- What this task involves
Find each line holding the word "Current" and give the number of such lines, nothing else.
◇ ◇ ◇ ◇ ◇
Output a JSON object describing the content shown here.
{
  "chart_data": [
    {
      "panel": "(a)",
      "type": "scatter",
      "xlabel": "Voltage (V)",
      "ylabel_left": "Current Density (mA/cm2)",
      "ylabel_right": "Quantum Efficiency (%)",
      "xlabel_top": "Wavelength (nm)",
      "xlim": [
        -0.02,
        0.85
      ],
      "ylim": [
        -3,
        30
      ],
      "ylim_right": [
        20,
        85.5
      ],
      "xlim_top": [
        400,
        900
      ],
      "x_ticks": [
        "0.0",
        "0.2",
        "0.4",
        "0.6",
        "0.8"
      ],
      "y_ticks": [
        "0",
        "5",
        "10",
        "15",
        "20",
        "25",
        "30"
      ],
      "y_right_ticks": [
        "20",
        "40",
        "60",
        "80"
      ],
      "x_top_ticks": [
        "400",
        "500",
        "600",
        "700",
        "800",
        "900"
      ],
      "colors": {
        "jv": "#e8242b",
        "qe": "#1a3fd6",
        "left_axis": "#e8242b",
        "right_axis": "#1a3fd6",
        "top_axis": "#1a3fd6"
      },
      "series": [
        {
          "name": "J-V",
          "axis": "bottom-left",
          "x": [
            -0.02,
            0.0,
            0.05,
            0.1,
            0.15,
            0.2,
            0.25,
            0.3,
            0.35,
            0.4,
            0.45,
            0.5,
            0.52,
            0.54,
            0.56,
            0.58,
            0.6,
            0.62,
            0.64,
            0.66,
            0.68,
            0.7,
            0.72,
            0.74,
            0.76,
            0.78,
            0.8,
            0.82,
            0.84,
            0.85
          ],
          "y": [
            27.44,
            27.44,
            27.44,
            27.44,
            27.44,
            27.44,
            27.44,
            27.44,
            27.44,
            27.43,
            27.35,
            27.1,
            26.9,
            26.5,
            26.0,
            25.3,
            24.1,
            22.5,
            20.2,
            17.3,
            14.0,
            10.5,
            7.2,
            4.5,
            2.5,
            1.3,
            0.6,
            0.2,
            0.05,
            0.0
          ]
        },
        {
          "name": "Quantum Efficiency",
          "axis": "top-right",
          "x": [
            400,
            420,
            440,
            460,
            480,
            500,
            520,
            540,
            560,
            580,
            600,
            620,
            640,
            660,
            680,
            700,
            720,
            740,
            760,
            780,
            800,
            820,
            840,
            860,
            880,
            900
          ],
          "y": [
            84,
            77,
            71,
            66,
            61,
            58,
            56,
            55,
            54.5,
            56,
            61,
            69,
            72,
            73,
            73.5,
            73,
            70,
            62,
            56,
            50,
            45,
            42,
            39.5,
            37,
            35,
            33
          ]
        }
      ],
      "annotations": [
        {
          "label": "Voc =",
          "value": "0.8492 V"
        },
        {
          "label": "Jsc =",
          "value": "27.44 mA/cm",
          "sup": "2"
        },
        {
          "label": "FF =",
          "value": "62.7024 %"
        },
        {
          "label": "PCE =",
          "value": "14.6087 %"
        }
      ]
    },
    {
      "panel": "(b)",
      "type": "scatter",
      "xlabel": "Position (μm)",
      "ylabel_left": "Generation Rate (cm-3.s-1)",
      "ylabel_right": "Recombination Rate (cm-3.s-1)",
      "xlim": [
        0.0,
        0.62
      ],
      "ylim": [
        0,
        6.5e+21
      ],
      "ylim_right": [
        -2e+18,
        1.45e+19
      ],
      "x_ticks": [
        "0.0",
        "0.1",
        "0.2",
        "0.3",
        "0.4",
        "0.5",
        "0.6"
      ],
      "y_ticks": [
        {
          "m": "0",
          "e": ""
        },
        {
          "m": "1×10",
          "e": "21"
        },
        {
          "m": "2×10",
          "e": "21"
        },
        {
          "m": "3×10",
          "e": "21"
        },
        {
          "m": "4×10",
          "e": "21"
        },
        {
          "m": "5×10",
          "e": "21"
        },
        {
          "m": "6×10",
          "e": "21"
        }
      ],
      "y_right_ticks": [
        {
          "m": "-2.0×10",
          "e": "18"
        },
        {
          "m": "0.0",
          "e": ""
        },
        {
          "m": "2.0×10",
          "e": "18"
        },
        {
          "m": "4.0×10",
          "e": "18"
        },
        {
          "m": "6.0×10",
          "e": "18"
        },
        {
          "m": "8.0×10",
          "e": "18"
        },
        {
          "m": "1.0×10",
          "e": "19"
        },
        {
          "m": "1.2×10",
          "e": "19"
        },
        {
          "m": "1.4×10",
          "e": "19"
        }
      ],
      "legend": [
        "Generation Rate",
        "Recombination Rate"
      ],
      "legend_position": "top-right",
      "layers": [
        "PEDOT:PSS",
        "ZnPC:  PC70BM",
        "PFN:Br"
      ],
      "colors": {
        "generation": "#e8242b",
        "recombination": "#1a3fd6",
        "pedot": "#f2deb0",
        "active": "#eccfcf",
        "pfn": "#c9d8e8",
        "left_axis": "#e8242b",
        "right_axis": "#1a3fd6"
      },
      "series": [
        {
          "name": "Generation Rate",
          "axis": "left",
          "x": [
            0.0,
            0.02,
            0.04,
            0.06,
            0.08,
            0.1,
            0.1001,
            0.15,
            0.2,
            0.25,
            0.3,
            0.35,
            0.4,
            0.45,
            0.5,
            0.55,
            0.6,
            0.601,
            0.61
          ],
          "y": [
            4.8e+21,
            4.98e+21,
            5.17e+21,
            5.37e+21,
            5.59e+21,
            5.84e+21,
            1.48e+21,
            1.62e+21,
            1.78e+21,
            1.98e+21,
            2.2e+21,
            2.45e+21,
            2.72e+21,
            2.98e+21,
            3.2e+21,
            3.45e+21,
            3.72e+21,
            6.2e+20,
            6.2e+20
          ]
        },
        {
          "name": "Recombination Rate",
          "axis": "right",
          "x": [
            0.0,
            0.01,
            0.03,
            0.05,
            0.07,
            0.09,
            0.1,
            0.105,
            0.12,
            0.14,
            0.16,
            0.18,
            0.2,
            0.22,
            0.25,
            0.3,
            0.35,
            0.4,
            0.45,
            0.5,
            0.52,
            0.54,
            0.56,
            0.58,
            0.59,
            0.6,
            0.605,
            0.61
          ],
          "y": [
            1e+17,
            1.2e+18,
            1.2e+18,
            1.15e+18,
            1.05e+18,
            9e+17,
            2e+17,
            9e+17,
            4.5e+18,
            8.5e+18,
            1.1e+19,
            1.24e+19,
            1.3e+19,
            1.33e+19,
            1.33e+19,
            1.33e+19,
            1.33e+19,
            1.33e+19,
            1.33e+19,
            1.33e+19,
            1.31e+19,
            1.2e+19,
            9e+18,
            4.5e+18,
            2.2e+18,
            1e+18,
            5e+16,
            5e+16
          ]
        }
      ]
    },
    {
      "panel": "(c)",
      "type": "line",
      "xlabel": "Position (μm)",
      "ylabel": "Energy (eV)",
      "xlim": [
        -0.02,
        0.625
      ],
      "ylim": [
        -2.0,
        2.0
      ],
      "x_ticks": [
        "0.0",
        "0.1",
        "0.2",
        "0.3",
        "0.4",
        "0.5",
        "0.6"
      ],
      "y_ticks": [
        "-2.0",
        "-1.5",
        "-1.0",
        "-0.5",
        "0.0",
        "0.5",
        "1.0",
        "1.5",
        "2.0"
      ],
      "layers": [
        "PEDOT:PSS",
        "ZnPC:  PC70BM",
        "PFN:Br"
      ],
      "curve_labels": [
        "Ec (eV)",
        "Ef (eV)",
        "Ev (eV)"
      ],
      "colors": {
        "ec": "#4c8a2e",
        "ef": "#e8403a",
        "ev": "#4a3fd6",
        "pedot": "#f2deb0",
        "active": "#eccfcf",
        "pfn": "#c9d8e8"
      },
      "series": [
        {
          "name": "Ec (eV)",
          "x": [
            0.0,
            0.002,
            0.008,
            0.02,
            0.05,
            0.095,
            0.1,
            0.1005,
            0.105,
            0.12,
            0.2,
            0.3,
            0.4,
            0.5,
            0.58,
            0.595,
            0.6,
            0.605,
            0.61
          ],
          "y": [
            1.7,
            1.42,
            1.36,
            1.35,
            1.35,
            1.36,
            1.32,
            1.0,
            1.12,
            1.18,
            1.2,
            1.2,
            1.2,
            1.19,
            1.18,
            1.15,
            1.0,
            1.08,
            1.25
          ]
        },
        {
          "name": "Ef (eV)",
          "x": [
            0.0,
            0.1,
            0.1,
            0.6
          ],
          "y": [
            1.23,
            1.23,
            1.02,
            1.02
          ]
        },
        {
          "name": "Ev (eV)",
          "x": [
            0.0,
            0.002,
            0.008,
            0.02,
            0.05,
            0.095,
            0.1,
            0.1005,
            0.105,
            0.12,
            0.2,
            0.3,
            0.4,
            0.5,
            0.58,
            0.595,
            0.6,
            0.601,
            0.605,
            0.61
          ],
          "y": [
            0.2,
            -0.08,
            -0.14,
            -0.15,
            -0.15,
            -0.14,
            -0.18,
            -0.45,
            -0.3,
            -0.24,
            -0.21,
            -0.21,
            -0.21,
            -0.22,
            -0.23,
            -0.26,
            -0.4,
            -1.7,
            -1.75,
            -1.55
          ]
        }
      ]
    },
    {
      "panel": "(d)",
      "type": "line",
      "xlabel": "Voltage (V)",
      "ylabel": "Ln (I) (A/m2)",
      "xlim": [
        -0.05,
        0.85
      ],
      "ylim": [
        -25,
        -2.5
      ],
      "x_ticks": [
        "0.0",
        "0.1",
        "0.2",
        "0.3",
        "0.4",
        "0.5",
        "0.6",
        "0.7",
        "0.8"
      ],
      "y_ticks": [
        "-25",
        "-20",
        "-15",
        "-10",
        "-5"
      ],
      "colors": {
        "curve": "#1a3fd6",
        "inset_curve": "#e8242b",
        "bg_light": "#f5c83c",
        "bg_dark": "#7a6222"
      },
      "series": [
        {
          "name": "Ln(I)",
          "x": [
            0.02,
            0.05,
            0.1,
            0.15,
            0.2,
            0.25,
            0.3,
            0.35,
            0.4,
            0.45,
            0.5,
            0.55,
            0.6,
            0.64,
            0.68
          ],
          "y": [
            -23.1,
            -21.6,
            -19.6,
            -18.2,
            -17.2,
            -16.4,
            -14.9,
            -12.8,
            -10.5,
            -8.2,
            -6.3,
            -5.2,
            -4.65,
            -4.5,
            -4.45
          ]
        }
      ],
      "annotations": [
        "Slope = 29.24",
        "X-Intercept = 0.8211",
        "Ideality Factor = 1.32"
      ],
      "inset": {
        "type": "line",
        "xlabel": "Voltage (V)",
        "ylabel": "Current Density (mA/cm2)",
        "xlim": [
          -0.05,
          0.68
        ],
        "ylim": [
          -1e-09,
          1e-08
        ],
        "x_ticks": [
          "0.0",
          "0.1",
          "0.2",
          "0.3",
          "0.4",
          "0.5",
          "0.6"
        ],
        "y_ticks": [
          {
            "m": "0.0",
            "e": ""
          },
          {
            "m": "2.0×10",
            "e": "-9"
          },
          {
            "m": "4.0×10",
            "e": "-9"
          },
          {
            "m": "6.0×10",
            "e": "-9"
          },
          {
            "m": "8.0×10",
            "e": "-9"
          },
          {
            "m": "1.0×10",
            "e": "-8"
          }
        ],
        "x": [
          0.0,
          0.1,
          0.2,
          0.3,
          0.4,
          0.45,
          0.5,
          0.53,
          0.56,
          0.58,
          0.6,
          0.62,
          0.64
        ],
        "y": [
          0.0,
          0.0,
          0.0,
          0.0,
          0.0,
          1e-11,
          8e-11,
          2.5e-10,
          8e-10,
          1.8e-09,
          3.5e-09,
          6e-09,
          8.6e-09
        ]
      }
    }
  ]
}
◇ ◇ ◇ ◇ ◇
- Output for this task
2